Pull every "podmínek" line out of the data below.

── Dataset content

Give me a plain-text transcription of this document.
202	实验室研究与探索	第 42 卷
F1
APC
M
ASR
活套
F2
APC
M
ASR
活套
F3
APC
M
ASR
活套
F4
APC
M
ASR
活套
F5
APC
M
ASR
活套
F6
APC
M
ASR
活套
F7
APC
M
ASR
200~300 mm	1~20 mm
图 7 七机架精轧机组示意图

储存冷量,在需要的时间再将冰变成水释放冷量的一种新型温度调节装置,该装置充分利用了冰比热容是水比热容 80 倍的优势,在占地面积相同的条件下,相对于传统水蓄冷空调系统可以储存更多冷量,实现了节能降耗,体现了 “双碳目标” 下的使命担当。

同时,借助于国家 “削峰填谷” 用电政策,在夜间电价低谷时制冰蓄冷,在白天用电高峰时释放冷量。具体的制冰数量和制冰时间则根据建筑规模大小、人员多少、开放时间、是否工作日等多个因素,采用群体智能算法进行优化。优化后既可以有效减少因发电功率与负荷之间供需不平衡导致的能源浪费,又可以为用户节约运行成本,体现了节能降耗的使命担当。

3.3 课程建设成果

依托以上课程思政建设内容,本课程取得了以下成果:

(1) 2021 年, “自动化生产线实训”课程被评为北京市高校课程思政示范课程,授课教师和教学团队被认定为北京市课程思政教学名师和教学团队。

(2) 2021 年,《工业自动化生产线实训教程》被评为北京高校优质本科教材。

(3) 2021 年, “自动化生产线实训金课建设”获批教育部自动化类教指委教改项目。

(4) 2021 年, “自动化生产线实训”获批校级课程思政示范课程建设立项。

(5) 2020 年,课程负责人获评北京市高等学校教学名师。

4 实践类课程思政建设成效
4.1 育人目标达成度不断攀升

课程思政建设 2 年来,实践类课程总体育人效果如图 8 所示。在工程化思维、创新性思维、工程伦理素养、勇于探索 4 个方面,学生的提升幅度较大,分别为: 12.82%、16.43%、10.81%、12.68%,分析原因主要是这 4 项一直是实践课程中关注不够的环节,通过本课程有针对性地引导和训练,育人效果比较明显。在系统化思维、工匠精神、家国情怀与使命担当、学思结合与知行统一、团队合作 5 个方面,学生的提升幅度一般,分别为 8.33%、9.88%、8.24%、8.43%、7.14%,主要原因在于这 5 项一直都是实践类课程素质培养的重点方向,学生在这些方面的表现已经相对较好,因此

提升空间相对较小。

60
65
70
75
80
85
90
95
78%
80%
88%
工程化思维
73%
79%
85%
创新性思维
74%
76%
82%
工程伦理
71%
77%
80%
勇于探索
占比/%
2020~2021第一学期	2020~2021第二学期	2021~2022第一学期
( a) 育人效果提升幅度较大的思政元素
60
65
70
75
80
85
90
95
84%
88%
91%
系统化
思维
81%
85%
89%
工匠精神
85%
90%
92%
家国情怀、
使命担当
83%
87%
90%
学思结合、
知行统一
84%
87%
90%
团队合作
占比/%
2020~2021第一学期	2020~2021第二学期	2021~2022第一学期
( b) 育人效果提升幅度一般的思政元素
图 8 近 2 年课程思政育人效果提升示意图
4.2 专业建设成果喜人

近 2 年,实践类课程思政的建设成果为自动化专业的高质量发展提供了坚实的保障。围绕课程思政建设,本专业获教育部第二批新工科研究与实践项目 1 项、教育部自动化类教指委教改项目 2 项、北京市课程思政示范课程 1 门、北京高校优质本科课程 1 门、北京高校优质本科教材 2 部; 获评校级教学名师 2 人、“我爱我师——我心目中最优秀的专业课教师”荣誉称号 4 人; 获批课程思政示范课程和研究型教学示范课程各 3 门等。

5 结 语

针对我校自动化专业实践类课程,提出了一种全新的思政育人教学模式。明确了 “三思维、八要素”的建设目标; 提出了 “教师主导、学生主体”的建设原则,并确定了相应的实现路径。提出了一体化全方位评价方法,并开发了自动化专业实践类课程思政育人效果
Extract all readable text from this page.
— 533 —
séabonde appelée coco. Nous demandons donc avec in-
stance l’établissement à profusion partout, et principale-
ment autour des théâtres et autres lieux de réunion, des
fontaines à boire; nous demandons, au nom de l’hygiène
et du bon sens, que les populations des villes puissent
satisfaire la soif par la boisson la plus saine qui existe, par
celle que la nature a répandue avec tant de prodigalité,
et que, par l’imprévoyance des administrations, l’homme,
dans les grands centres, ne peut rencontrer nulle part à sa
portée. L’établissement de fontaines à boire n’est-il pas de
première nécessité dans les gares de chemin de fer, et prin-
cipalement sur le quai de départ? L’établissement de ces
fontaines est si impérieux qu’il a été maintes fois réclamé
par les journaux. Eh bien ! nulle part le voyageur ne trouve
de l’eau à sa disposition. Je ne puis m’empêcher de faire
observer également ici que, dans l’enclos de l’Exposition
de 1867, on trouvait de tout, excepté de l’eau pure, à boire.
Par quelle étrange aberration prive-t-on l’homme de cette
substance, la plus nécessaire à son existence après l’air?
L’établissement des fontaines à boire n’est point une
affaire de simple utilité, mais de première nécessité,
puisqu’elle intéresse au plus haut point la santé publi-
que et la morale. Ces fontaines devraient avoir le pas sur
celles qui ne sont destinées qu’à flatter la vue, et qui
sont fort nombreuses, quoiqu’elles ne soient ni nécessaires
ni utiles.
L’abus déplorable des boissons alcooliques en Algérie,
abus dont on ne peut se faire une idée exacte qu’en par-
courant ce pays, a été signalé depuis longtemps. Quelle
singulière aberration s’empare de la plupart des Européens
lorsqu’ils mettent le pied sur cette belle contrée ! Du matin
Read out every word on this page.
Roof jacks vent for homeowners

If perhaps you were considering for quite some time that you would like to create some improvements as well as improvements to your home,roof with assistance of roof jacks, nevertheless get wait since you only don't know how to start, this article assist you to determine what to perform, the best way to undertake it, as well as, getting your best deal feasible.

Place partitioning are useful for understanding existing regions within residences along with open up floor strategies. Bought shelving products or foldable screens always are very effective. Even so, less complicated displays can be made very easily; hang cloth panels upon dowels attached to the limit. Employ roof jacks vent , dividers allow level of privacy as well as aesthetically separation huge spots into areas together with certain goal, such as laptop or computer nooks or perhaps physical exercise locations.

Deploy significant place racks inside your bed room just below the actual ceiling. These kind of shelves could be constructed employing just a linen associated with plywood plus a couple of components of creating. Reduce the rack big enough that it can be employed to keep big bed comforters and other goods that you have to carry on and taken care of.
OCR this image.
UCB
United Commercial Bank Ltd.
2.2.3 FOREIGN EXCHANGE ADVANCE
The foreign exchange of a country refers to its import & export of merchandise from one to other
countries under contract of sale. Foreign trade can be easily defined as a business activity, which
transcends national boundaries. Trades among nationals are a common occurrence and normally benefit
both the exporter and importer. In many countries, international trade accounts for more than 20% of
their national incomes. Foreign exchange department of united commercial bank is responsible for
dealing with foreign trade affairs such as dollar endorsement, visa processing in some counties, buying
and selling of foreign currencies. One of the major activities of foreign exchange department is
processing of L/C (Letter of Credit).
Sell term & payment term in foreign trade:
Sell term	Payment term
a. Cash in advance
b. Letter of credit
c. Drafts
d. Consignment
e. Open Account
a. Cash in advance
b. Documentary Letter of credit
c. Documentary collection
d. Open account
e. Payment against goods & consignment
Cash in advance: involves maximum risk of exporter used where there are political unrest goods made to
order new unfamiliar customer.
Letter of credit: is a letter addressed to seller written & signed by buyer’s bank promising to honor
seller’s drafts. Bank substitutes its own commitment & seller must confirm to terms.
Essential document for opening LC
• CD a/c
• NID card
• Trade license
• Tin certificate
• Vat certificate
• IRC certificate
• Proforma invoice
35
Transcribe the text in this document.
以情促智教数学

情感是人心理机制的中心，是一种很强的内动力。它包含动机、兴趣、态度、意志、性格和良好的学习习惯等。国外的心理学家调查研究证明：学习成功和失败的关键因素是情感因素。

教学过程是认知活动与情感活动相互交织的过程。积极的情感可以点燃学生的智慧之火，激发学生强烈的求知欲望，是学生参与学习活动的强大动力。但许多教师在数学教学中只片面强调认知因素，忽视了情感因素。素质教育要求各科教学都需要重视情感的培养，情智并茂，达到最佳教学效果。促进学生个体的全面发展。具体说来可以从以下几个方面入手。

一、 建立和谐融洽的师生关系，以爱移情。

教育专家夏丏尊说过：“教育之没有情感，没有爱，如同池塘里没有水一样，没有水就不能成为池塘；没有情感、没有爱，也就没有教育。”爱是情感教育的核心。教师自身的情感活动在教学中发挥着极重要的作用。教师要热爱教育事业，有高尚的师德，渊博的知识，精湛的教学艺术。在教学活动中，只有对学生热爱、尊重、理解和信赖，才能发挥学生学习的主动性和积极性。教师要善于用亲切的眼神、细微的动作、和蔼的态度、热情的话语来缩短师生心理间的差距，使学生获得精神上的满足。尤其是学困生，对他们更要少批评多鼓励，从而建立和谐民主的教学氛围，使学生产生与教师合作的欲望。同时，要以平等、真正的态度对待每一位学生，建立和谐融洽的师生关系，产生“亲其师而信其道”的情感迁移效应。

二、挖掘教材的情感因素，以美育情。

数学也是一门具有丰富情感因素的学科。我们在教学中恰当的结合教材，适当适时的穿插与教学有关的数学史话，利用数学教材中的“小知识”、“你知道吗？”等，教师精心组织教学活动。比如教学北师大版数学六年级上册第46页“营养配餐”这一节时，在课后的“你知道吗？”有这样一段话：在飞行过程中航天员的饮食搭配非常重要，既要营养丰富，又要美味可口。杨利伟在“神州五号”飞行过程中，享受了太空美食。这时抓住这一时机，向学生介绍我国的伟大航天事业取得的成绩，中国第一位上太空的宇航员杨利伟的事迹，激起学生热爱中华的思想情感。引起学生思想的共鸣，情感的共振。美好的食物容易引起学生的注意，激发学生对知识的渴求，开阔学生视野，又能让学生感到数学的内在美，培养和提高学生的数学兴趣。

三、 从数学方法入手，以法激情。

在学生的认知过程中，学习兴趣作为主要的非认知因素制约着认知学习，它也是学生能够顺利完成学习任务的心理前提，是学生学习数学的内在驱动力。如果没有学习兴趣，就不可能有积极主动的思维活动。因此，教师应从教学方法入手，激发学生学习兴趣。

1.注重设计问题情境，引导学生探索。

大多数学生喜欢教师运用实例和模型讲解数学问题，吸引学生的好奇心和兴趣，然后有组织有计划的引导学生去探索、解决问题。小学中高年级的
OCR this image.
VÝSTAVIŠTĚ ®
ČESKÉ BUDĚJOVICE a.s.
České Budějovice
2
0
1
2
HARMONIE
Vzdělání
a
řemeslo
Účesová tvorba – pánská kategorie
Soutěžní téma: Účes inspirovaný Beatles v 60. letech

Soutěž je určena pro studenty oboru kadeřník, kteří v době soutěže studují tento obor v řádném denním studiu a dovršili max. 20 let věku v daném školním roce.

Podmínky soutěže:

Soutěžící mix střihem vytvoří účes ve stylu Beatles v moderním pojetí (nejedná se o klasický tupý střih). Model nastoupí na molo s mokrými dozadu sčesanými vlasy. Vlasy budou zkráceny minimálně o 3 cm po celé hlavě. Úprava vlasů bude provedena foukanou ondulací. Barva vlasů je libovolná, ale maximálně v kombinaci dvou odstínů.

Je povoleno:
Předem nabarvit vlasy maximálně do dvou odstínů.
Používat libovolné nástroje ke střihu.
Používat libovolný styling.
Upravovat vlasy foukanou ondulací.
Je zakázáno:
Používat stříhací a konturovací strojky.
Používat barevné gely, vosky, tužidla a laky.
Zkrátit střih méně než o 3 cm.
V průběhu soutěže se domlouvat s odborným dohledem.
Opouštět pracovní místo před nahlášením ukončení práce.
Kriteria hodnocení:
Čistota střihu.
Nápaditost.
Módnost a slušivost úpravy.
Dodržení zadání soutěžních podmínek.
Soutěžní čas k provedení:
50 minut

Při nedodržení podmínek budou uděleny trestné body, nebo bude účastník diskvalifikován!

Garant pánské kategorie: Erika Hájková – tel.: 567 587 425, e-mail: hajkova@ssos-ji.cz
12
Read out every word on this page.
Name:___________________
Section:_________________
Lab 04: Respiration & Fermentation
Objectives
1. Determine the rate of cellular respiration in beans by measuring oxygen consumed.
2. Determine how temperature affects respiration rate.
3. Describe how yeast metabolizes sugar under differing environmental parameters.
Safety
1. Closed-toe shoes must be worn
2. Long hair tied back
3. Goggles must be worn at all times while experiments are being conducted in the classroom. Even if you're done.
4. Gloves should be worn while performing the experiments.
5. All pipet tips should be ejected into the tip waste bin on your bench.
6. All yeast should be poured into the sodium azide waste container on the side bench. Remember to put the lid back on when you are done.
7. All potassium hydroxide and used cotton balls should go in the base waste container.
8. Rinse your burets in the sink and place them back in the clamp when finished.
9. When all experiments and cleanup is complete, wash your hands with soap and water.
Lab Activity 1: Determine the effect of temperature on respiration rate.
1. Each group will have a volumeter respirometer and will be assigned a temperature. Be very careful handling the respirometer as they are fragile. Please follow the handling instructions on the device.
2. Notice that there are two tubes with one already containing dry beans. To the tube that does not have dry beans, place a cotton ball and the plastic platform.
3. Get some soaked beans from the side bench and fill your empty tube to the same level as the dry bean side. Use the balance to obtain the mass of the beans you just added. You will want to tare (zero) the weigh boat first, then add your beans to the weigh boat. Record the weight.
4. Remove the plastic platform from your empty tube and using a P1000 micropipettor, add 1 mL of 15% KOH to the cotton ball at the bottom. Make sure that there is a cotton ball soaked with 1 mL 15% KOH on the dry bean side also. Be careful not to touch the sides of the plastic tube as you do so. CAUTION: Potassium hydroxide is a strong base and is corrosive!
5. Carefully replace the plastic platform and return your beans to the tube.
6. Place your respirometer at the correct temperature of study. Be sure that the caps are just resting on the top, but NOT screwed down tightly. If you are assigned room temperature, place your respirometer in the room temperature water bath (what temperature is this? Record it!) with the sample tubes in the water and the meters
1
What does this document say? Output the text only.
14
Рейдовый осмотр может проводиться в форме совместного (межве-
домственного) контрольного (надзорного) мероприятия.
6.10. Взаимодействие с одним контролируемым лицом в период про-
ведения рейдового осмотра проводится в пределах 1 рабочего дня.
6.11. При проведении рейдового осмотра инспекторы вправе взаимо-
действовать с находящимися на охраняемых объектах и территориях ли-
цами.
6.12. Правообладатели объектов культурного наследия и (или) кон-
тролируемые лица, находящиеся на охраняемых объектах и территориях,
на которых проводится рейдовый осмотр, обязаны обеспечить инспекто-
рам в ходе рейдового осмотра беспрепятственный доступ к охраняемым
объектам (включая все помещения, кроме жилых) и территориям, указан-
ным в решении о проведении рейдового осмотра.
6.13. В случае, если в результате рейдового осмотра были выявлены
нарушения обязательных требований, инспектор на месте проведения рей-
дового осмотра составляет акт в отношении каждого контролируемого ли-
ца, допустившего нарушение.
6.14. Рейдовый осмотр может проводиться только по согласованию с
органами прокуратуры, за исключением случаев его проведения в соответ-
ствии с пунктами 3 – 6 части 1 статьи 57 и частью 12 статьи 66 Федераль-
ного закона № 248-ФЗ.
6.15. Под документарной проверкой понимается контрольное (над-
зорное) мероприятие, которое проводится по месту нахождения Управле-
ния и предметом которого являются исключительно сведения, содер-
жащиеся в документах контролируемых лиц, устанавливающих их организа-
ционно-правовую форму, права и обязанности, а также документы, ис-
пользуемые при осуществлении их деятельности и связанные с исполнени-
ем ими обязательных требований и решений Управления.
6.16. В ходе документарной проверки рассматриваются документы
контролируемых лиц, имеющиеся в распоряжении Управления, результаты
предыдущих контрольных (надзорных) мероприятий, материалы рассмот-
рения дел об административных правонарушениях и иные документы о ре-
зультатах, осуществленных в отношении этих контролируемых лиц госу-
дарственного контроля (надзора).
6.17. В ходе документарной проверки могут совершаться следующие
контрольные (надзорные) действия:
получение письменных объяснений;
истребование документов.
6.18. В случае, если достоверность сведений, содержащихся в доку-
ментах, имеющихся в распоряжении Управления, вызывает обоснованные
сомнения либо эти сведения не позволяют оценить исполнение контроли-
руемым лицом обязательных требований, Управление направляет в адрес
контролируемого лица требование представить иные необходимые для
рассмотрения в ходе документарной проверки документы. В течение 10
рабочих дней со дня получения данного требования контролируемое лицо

────

**Task output**.
Dodržení zadání soutěžních podmínek.
Při nedodržení podmínek budou uděleny trestné body, nebo bude účastník diskvalifikován!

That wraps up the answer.